In the entries below, find every line holding the string "life" and collect it.

### ENTRIES PROVIDED
# # # # #

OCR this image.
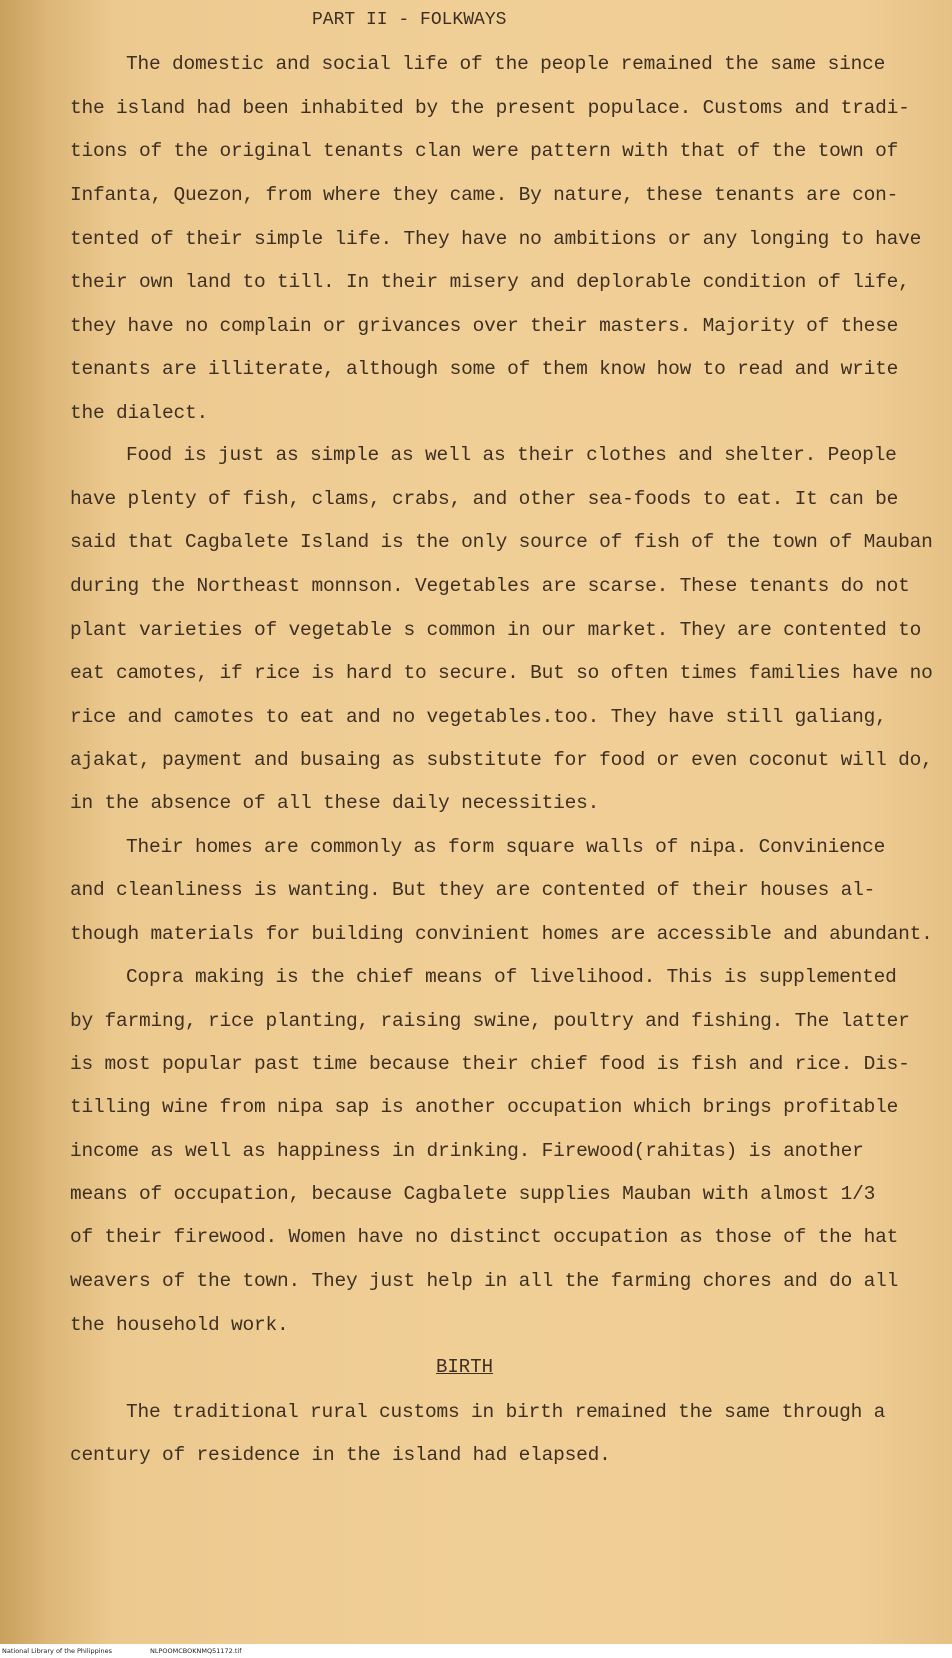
PART II - FOLKWAYS
The domestic and social life of the people remained the same since
the island had been inhabited by the present populace. Customs and tradi-
tions of the original tenants clan were pattern with that of the town of
Infanta, Quezon, from where they came. By nature, these tenants are con-
tented of their simple life. They have no ambitions or any longing to have
their own land to till. In their misery and deplorable condition of life,
they have no complain or grivances over their masters. Majority of these
tenants are illiterate, although some of them know how to read and write
the dialect.
Food is just as simple as well as their clothes and shelter. People
have plenty of fish, clams, crabs, and other sea-foods to eat. It can be
said that Cagbalete Island is the only source of fish of the town of Mauban
during the Northeast monnson. Vegetables are scarse. These tenants do not
plant varieties of vegetable s common in our market. They are contented to
eat camotes, if rice is hard to secure. But so often times families have no
rice and camotes to eat and no vegetables.too. They have still galiang,
ajakat, payment and busaing as substitute for food or even coconut will do,
in the absence of all these daily necessities.
Their homes are commonly as form square walls of nipa. Convinience
and cleanliness is wanting. But they are contented of their houses al-
though materials for building convinient homes are accessible and abundant.
Copra making is the chief means of livelihood. This is supplemented
by farming, rice planting, raising swine, poultry and fishing. The latter
is most popular past time because their chief food is fish and rice. Dis-
tilling wine from nipa sap is another occupation which brings profitable
income as well as happiness in drinking. Firewood(rahitas) is another
means of occupation, because Cagbalete supplies Mauban with almost 1/3
of their firewood. Women have no distinct occupation as those of the hat
weavers of the town. They just help in all the farming chores and do all
the household work.
BIRTH
The traditional rural customs in birth remained the same through a
century of residence in the island had elapsed.
National Library of the Philippines	NLPOOMCBOKNMQ51172.tif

# # # # #

### RESPONSE TO THE EXERCISE
The domestic and social life of the people remained the same since
tented of their simple life. They have no ambitions or any longing to have
their own land to till. In their misery and deplorable condition of life,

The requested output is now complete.